*** EXERCISE MATERIALS ***

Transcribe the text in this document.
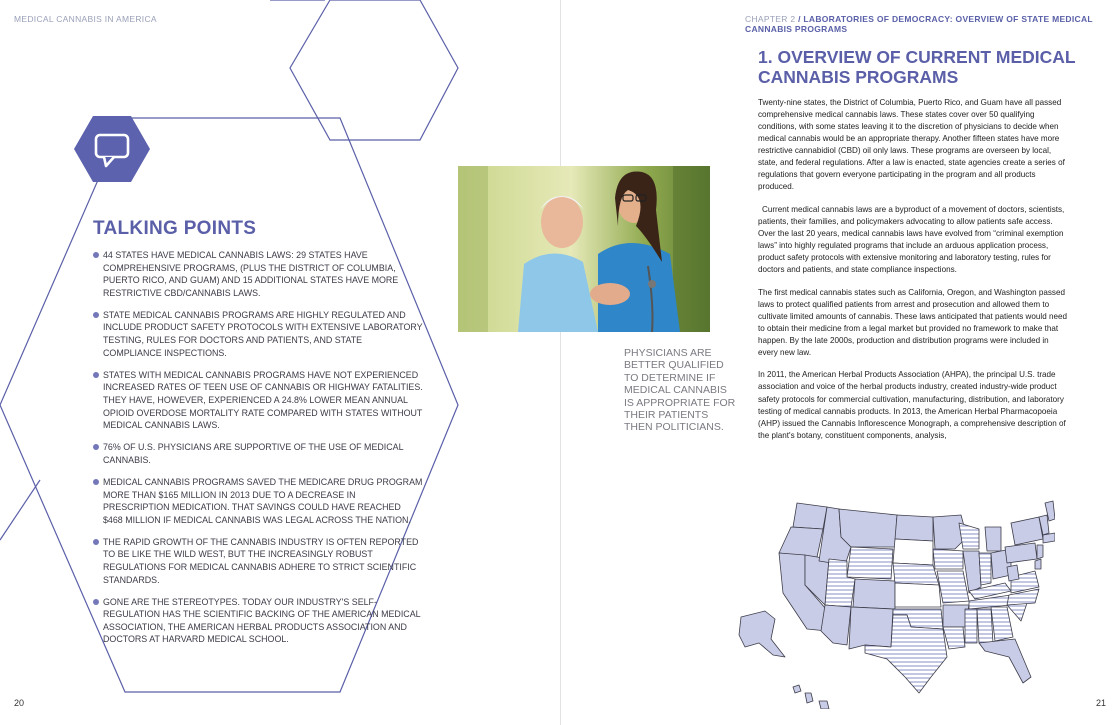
MEDICAL CANNABIS IN AMERICA
TALKING POINTS
44 STATES HAVE MEDICAL CANNABIS LAWS: 29 STATES HAVE COMPREHENSIVE PROGRAMS, (PLUS THE DISTRICT OF COLUMBIA, PUERTO RICO, AND GUAM) AND 15 ADDITIONAL STATES HAVE MORE RESTRICTIVE CBD/CANNABIS LAWS.
STATE MEDICAL CANNABIS PROGRAMS ARE HIGHLY REGULATED AND INCLUDE PRODUCT SAFETY PROTOCOLS WITH EXTENSIVE LABORATORY TESTING, RULES FOR DOCTORS AND PATIENTS, AND STATE COMPLIANCE INSPECTIONS.
STATES WITH MEDICAL CANNABIS PROGRAMS HAVE NOT EXPERIENCED INCREASED RATES OF TEEN USE OF CANNABIS OR HIGHWAY FATALITIES. THEY HAVE, HOWEVER, EXPERIENCED A 24.8% LOWER MEAN ANNUAL OPIOID OVERDOSE MORTALITY RATE COMPARED WITH STATES WITHOUT MEDICAL CANNABIS LAWS.
76% OF U.S. PHYSICIANS ARE SUPPORTIVE OF THE USE OF MEDICAL CANNABIS.
MEDICAL CANNABIS PROGRAMS SAVED THE MEDICARE DRUG PROGRAM MORE THAN $165 MILLION IN 2013 DUE TO A DECREASE IN PRESCRIPTION MEDICATION. THAT SAVINGS COULD HAVE REACHED $468 MILLION IF MEDICAL CANNABIS WAS LEGAL ACROSS THE NATION.
THE RAPID GROWTH OF THE CANNABIS INDUSTRY IS OFTEN REPORTED TO BE LIKE THE WILD WEST, BUT THE INCREASINGLY ROBUST REGULATIONS FOR MEDICAL CANNABIS ADHERE TO STRICT SCIENTIFIC STANDARDS.
GONE ARE THE STEREOTYPES. TODAY OUR INDUSTRY'S SELF-REGULATION HAS THE SCIENTIFIC BACKING OF THE AMERICAN MEDICAL ASSOCIATION, THE AMERICAN HERBAL PRODUCTS ASSOCIATION AND DOCTORS AT HARVARD MEDICAL SCHOOL.
20
PHYSICIANS ARE BETTER QUALIFIED TO DETERMINE IF MEDICAL CANNABIS IS APPROPRIATE FOR THEIR PATIENTS THEN POLITICIANS.
CHAPTER 2 / LABORATORIES OF DEMOCRACY: OVERVIEW OF STATE MEDICAL CANNABIS PROGRAMS
21
1. OVERVIEW OF CURRENT MEDICAL CANNABIS PROGRAMS

Twenty-nine states, the District of Columbia, Puerto Rico, and Guam have all passed comprehensive medical cannabis laws. These states cover over 50 qualifying conditions, with some states leaving it to the discretion of physicians to decide when medical cannabis would be an appropriate therapy. Another fifteen states have more restrictive cannabidiol (CBD) oil only laws. These programs are overseen by local, state, and federal regulations. After a law is enacted, state agencies create a series of regulations that govern everyone participating in the program and all products produced.

Current medical cannabis laws are a byproduct of a movement of doctors, scientists, patients, their families, and policymakers advocating to allow patients safe access. Over the last 20 years, medical cannabis laws have evolved from “criminal exemption laws” into highly regulated programs that include an arduous application process, product safety protocols with extensive monitoring and laboratory testing, rules for doctors and patients, and state compliance inspections.

The first medical cannabis states such as California, Oregon, and Washington passed laws to protect qualified patients from arrest and prosecution and allowed them to cultivate limited amounts of cannabis. These laws anticipated that patients would need to obtain their medicine from a legal market but provided no framework to make that happen. By the late 2000s, production and distribution programs were included in every new law.

In 2011, the American Herbal Products Association (AHPA), the principal U.S. trade association and voice of the herbal products industry, created industry-wide product safety protocols for commercial cultivation, manufacturing, distribution, and laboratory testing of medical cannabis products. In 2013, the American Herbal Pharmacopoeia (AHP) issued the Cannabis Inflorescence Monograph, a comprehensive description of the plant's botany, constituent components, analysis,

*** End of EXERCISE MATERIALS ***

Where a line in the records above contains the string "OVERVIEW", return that line.

TASK RESULT:
CHAPTER 2 / LABORATORIES OF DEMOCRACY: OVERVIEW OF STATE MEDICAL CANNABIS PROGRAMS
1. OVERVIEW OF CURRENT MEDICAL CANNABIS PROGRAMS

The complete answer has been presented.